**TASK STATEMENT**
Extract every line that contains the word "text".

**DATASET ROWS**
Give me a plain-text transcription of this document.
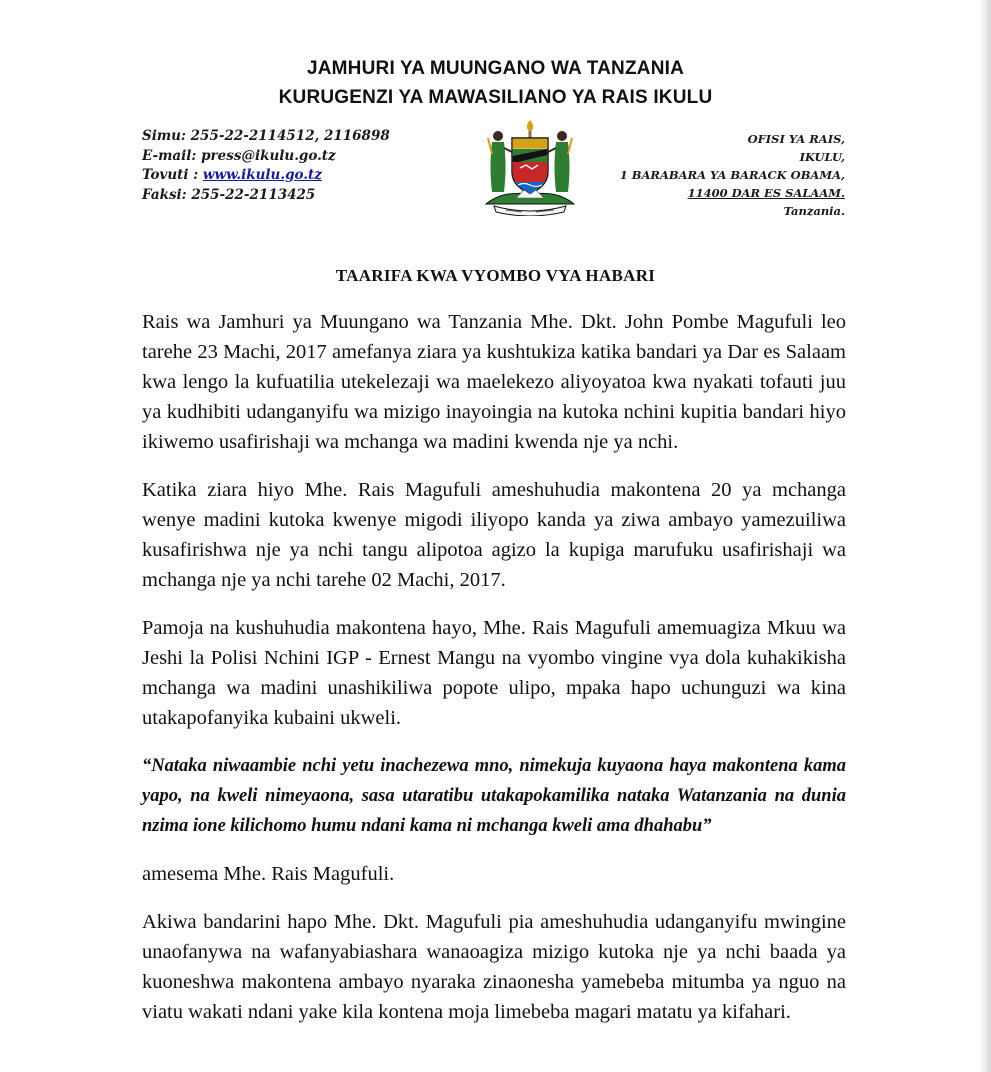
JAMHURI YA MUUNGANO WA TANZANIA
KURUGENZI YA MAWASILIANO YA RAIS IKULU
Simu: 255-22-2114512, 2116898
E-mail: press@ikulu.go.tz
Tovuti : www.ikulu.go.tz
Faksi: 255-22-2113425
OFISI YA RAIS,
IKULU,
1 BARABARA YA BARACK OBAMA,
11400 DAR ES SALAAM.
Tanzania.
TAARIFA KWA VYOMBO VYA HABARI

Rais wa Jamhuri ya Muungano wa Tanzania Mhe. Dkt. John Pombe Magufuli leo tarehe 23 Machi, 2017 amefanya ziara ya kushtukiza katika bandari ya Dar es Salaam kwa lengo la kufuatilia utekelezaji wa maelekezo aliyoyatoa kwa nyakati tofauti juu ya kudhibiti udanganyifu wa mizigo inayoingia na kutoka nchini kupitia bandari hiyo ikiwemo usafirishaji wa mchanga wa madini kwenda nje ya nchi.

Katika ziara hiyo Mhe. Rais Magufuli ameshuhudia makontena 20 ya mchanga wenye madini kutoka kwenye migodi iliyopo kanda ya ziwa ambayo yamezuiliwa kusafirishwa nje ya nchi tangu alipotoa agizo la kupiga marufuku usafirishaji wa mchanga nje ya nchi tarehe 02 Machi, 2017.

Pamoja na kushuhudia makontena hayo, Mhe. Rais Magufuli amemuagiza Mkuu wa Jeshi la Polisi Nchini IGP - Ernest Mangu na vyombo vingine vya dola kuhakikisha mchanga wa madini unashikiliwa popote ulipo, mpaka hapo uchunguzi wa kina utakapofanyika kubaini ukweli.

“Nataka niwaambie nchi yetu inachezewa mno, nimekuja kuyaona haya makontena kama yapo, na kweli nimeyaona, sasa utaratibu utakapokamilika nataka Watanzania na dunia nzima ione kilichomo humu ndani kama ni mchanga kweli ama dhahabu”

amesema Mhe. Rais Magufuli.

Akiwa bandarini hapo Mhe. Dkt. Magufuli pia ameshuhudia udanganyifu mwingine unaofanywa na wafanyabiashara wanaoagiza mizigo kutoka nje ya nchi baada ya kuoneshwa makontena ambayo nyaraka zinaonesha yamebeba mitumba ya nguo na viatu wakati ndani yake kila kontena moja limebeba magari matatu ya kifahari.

--

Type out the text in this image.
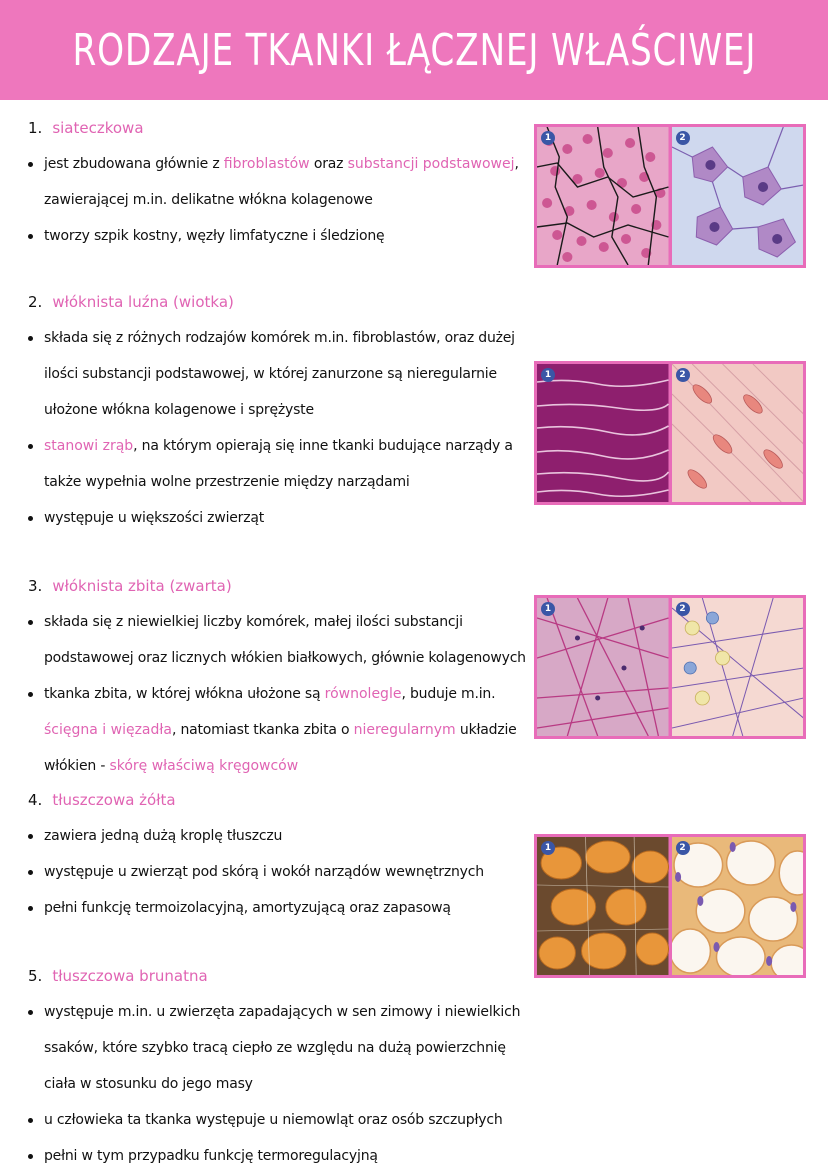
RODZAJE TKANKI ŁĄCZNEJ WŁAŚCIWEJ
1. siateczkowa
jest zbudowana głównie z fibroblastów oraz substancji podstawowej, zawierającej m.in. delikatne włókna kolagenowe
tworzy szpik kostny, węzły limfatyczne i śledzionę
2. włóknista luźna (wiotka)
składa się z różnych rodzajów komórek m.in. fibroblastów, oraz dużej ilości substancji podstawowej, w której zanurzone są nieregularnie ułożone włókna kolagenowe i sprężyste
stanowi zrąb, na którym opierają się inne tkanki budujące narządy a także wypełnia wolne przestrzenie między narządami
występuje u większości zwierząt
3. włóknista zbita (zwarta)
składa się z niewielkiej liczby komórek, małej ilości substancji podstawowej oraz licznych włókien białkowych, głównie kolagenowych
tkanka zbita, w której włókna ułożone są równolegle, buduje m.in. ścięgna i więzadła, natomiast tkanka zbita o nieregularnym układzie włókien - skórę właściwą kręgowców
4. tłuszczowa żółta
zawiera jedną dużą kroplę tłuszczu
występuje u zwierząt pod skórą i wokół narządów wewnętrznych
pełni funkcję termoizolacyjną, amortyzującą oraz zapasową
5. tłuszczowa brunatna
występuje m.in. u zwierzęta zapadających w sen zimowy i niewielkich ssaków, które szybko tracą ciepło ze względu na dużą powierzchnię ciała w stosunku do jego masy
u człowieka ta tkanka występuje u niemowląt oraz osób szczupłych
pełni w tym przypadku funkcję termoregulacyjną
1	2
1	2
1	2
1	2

---

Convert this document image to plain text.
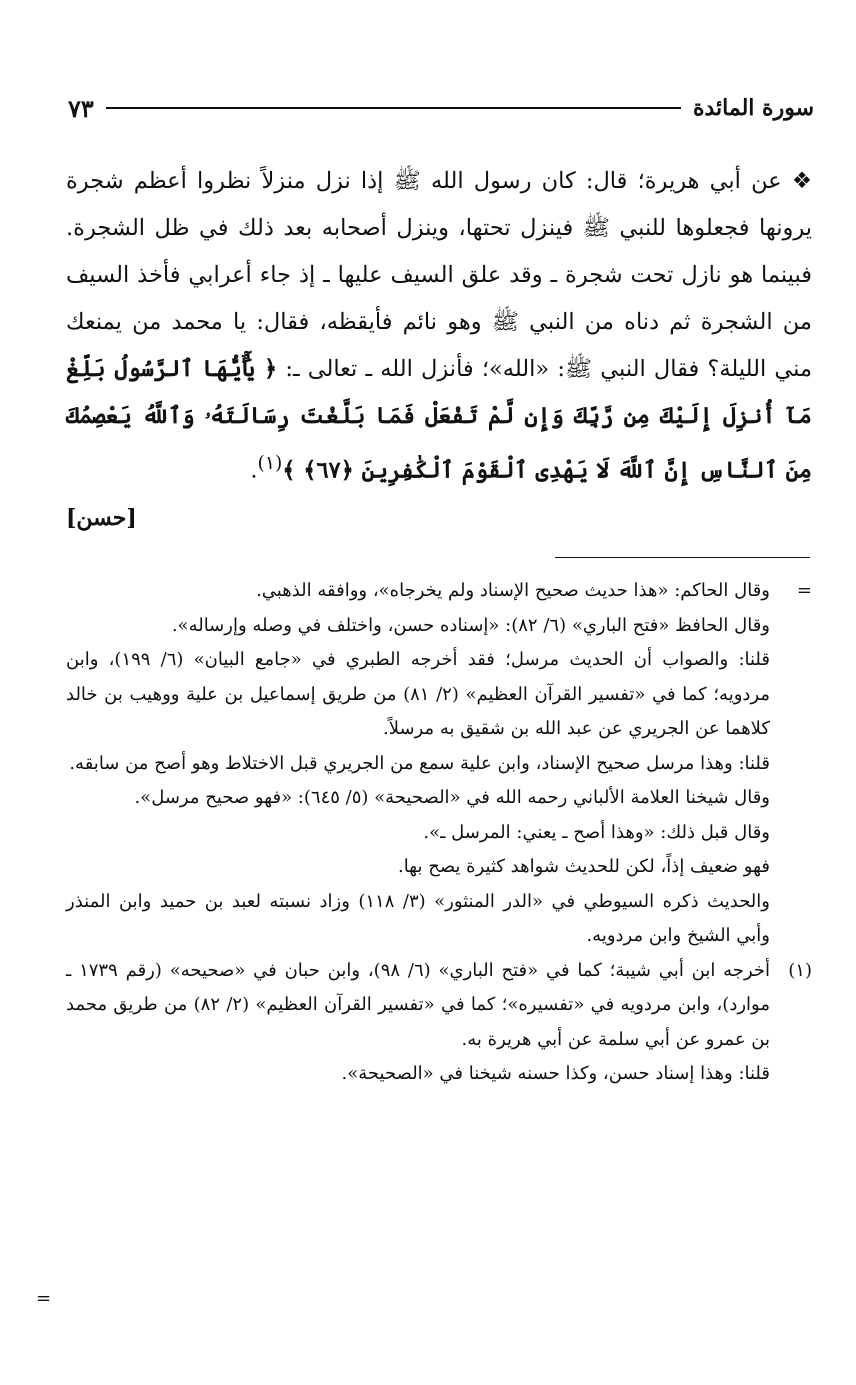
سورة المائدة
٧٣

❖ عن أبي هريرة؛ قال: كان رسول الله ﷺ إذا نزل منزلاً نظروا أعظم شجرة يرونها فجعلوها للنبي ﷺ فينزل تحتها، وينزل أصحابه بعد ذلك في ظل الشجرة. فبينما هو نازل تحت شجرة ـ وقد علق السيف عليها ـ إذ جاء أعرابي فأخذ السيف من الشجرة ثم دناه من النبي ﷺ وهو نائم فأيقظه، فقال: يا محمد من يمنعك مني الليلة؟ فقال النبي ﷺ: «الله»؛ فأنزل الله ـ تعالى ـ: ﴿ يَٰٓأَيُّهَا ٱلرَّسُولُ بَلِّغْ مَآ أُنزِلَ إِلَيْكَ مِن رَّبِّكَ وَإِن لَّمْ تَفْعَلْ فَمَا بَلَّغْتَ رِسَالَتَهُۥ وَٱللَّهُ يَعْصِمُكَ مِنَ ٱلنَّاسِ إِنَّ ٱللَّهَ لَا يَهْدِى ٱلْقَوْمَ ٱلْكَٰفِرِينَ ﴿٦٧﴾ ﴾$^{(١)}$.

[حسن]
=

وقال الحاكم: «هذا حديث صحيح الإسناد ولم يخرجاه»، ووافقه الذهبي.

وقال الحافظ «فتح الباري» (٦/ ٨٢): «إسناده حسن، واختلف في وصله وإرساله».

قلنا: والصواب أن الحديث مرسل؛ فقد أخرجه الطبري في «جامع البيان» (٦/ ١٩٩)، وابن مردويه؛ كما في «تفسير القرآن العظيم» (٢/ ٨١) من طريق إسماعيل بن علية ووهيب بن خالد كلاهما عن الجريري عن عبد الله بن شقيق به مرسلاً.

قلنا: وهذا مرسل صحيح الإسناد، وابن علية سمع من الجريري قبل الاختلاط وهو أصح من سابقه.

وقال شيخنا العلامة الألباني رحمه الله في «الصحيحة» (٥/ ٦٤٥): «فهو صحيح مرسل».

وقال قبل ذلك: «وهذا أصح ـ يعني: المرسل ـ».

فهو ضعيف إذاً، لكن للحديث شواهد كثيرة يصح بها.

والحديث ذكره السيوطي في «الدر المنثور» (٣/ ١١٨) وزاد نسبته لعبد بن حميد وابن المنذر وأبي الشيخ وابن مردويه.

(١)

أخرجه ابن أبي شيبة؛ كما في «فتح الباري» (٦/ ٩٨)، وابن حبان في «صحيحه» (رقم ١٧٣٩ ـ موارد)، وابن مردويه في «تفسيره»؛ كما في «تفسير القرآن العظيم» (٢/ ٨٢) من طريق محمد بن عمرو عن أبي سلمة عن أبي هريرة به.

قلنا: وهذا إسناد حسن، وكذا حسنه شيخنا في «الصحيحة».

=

**ANSWER FOR THIS EXERCISE**
Give me a plain-text transcription of this document.
Type out the text in this image.
Convert this document image to plain text.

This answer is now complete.